Data supplied:
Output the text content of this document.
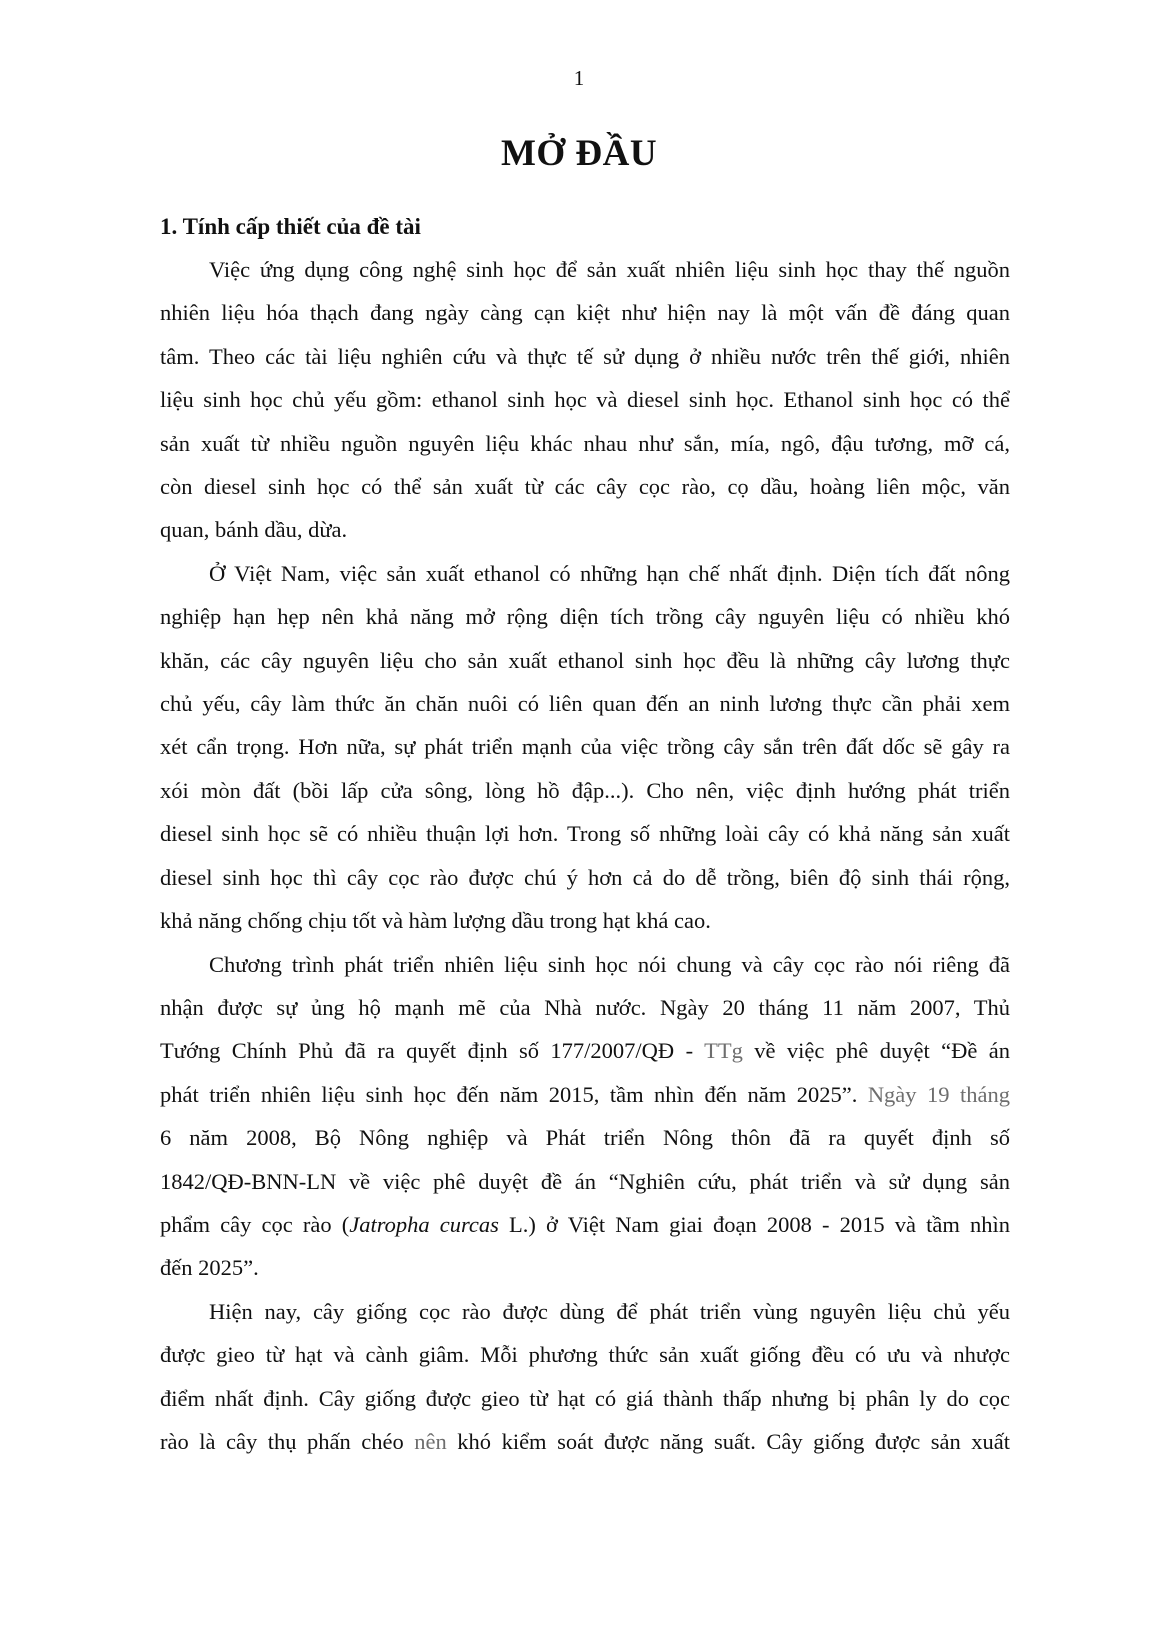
1
MỞ ĐẦU
1. Tính cấp thiết của đề tài
Việc ứng dụng công nghệ sinh học để sản xuất nhiên liệu sinh học thay thế nguồn
nhiên liệu hóa thạch đang ngày càng cạn kiệt như hiện nay là một vấn đề đáng quan
tâm. Theo các tài liệu nghiên cứu và thực tế sử dụng ở nhiều nước trên thế giới, nhiên
liệu sinh học chủ yếu gồm: ethanol sinh học và diesel sinh học. Ethanol sinh học có thể
sản xuất từ nhiều nguồn nguyên liệu khác nhau như sắn, mía, ngô, đậu tương, mỡ cá,
còn diesel sinh học có thể sản xuất từ các cây cọc rào, cọ dầu, hoàng liên mộc, văn
quan, bánh dầu, dừa.
Ở Việt Nam, việc sản xuất ethanol có những hạn chế nhất định. Diện tích đất nông
nghiệp hạn hẹp nên khả năng mở rộng diện tích trồng cây nguyên liệu có nhiều khó
khăn, các cây nguyên liệu cho sản xuất ethanol sinh học đều là những cây lương thực
chủ yếu, cây làm thức ăn chăn nuôi có liên quan đến an ninh lương thực cần phải xem
xét cẩn trọng. Hơn nữa, sự phát triển mạnh của việc trồng cây sắn trên đất dốc sẽ gây ra
xói mòn đất (bồi lấp cửa sông, lòng hồ đập...). Cho nên, việc định hướng phát triển
diesel sinh học sẽ có nhiều thuận lợi hơn. Trong số những loài cây có khả năng sản xuất
diesel sinh học thì cây cọc rào được chú ý hơn cả do dễ trồng, biên độ sinh thái rộng,
khả năng chống chịu tốt và hàm lượng dầu trong hạt khá cao.
Chương trình phát triển nhiên liệu sinh học nói chung và cây cọc rào nói riêng đã
nhận được sự ủng hộ mạnh mẽ của Nhà nước. Ngày 20 tháng 11 năm 2007, Thủ
Tướng Chính Phủ đã ra quyết định số 177/2007/QĐ - TTg về việc phê duyệt “Đề án
phát triển nhiên liệu sinh học đến năm 2015, tầm nhìn đến năm 2025”. Ngày 19 tháng
6 năm 2008, Bộ Nông nghiệp và Phát triển Nông thôn đã ra quyết định số
1842/QĐ-BNN-LN về việc phê duyệt đề án “Nghiên cứu, phát triển và sử dụng sản
phẩm cây cọc rào (Jatropha curcas L.) ở Việt Nam giai đoạn 2008 - 2015 và tầm nhìn
đến 2025”.
Hiện nay, cây giống cọc rào được dùng để phát triển vùng nguyên liệu chủ yếu
được gieo từ hạt và cành giâm. Mỗi phương thức sản xuất giống đều có ưu và nhược
điểm nhất định. Cây giống được gieo từ hạt có giá thành thấp nhưng bị phân ly do cọc
rào là cây thụ phấn chéo nên khó kiểm soát được năng suất. Cây giống được sản xuất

Objective:
Collect each line of the entries that has the word "nhìn", copying it in full.

Exercise solution:
phát triển nhiên liệu sinh học đến năm 2015, tầm nhìn đến năm 2025”. Ngày 19 tháng
phẩm cây cọc rào (Jatropha curcas L.) ở Việt Nam giai đoạn 2008 - 2015 và tầm nhìn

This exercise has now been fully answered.